:: Goal ::
Your output is the line containing "What's the underlying" plus all lines after it to the end of the records, reproduced exactly, with nothing else.

:: Dataset extract ::
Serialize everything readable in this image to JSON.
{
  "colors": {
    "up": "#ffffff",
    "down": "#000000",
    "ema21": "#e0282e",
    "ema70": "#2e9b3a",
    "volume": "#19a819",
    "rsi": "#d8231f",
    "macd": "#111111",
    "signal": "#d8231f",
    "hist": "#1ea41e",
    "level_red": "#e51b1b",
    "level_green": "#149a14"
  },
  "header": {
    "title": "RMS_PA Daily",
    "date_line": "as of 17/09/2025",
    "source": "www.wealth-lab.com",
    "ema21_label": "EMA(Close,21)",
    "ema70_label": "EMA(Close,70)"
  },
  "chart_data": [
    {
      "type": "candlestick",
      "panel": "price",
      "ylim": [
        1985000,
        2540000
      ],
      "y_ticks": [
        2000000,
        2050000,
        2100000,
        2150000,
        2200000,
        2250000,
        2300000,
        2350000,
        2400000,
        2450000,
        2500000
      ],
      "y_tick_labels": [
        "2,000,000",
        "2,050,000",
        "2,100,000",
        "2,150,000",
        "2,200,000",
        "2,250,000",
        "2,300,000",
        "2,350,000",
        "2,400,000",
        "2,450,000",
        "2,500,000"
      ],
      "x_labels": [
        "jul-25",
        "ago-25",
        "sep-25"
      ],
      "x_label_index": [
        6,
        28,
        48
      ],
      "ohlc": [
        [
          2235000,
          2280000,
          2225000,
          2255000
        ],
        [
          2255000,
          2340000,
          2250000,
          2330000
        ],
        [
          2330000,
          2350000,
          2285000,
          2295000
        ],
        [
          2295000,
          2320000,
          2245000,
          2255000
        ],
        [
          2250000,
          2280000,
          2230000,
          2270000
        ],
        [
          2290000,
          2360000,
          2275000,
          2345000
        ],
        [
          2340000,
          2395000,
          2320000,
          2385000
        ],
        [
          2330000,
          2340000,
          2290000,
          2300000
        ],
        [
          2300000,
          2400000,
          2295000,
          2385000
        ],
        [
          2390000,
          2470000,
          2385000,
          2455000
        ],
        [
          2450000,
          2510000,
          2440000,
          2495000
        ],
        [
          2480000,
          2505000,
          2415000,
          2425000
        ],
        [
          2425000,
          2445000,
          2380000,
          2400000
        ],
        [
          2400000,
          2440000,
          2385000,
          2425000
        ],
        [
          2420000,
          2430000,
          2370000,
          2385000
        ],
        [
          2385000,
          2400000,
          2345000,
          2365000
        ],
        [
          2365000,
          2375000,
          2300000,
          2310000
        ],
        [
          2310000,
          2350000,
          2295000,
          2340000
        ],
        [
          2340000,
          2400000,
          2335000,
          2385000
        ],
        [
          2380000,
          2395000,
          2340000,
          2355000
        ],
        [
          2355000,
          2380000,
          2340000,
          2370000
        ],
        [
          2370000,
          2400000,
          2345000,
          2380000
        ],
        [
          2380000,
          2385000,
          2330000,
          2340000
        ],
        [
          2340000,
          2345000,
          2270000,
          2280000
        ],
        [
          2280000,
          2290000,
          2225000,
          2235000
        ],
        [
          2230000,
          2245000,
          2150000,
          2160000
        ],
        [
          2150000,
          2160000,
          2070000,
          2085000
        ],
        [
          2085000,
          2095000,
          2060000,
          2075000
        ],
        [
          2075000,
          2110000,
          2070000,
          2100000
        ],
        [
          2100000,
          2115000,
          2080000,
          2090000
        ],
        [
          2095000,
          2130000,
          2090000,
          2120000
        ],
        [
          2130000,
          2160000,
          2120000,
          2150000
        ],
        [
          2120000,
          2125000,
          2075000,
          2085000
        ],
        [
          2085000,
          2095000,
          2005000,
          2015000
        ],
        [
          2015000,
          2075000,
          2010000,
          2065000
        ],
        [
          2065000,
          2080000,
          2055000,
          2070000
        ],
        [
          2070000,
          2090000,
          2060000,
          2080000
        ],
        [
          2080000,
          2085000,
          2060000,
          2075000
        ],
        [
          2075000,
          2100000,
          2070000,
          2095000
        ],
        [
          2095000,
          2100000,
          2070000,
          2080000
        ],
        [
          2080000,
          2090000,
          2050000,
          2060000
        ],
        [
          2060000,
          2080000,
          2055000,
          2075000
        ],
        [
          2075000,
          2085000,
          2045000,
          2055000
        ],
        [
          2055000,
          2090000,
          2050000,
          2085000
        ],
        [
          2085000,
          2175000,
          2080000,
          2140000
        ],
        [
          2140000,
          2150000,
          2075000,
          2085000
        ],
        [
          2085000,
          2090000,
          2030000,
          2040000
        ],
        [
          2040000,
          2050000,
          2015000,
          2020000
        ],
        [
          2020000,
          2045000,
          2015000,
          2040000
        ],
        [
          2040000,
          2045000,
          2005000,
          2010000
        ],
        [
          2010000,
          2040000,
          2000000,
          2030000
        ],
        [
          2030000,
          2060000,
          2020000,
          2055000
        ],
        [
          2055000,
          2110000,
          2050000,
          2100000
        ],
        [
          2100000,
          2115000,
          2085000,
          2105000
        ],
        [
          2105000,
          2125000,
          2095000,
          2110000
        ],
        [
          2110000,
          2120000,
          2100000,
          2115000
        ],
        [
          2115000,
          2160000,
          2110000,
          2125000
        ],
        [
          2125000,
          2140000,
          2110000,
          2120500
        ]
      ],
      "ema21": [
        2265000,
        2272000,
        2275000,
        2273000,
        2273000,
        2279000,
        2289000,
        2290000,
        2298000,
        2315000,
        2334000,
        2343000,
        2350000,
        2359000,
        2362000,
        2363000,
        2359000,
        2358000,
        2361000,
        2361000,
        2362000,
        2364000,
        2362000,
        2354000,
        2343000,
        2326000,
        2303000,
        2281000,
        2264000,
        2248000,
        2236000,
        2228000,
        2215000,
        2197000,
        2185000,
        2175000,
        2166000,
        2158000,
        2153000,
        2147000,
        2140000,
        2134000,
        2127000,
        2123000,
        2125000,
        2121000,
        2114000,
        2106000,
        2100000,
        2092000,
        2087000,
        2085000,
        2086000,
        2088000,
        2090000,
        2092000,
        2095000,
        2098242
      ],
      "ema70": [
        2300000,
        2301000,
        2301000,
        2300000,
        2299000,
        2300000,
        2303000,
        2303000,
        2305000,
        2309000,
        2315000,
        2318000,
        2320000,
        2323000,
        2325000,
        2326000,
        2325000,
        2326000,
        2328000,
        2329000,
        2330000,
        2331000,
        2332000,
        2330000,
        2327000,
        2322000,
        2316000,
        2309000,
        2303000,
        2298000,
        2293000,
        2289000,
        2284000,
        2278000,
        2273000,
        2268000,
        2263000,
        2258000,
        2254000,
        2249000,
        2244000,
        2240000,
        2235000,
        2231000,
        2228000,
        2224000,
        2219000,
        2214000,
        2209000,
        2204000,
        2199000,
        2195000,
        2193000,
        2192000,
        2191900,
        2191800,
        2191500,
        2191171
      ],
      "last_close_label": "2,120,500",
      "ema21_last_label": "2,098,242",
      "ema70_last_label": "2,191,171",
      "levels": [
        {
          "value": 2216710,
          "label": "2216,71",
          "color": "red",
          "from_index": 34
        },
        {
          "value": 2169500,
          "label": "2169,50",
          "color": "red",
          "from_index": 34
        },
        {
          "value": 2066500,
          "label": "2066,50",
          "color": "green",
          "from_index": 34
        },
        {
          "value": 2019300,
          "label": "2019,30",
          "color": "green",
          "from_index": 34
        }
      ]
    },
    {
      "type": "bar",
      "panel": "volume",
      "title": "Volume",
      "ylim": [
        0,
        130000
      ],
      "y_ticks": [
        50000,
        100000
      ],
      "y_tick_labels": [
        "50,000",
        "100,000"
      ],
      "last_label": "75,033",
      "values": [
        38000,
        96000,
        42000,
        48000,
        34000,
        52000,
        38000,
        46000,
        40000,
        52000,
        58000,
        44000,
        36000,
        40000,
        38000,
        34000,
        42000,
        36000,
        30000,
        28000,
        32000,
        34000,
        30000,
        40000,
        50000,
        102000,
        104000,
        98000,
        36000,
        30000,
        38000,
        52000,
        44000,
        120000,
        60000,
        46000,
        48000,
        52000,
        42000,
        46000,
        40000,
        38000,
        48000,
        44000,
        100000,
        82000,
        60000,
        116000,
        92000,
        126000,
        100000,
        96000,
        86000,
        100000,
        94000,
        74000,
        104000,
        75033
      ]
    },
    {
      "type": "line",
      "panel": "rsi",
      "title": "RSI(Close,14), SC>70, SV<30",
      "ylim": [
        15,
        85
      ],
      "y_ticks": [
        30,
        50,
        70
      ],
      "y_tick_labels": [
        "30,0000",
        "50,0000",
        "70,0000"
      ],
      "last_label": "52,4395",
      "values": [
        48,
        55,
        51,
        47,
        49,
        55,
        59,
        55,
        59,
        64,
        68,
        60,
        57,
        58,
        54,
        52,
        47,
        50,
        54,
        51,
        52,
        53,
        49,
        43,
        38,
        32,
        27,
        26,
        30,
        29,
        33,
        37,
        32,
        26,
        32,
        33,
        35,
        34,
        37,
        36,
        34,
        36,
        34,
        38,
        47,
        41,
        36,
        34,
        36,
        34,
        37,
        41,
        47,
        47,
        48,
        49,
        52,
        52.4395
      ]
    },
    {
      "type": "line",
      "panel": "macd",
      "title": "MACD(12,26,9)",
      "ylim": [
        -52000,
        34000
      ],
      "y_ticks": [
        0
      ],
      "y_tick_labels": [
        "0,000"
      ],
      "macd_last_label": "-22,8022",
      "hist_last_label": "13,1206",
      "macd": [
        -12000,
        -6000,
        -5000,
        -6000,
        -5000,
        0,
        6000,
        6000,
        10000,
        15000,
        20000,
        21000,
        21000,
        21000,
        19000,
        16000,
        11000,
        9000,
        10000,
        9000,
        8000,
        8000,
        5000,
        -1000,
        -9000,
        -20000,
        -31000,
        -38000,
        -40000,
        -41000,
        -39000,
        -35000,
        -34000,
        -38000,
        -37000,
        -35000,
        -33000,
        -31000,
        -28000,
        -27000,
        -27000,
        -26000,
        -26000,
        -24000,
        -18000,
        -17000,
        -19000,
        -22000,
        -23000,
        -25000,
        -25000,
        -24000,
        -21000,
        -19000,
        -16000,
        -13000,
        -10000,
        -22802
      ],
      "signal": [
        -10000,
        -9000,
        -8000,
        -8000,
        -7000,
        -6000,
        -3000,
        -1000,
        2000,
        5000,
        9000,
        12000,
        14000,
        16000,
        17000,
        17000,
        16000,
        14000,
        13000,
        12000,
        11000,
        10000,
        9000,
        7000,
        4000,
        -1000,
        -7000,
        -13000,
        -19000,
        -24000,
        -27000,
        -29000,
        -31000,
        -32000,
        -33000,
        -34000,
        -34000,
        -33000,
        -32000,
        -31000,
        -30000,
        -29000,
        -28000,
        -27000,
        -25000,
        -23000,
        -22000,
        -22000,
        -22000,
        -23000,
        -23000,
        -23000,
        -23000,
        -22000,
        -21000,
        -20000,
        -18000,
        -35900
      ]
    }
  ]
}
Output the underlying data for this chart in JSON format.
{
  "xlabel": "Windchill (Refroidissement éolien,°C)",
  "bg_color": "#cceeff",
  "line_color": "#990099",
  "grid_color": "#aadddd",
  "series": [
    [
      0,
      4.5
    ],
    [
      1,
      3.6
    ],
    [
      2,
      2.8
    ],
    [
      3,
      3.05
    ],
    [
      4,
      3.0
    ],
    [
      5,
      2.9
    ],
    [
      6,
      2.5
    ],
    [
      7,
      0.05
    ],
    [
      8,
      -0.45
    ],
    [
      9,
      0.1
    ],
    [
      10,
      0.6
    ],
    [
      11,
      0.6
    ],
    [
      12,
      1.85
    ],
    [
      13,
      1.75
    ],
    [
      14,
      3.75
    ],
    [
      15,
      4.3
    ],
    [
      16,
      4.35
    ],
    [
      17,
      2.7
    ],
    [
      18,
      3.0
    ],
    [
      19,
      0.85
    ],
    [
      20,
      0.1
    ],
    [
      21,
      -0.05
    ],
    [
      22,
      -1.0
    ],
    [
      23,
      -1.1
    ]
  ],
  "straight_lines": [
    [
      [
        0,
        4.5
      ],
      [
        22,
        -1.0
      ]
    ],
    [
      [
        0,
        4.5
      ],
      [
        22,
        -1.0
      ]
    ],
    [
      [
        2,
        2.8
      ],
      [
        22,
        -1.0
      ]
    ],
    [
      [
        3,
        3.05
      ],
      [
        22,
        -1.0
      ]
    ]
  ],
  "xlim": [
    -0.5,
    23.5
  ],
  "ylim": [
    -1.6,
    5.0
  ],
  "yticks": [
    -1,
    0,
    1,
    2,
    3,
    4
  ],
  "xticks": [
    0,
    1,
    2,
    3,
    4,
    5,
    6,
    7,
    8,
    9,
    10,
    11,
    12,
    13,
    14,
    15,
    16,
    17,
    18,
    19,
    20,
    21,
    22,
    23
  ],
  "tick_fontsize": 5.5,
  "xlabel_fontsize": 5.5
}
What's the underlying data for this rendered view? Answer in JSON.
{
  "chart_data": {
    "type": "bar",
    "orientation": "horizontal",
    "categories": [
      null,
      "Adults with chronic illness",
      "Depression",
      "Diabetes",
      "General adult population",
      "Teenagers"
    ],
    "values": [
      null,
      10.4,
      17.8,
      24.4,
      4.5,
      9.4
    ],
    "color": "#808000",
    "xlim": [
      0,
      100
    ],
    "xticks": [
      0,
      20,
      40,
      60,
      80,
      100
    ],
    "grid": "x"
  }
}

:: Result ::
What's the underlying data for this rendered view? Answer in JSON.
{
  "chart_data": {
    "type": "bar",
    "orientation": "horizontal",
    "categories": [
      null,
      "Adults with chronic illness",
      "Depression",
      "Diabetes",
      "General adult population",
      "Teenagers"
    ],
    "values": [
      null,
      10.4,
      17.8,
      24.4,
      4.5,
      9.4
    ],
    "color": "#808000",
    "xlim": [
      0,
      100
    ],
    "xticks": [
      0,
      20,
      40,
      60,
      80,
      100
    ],
    "grid": "x"
  }
}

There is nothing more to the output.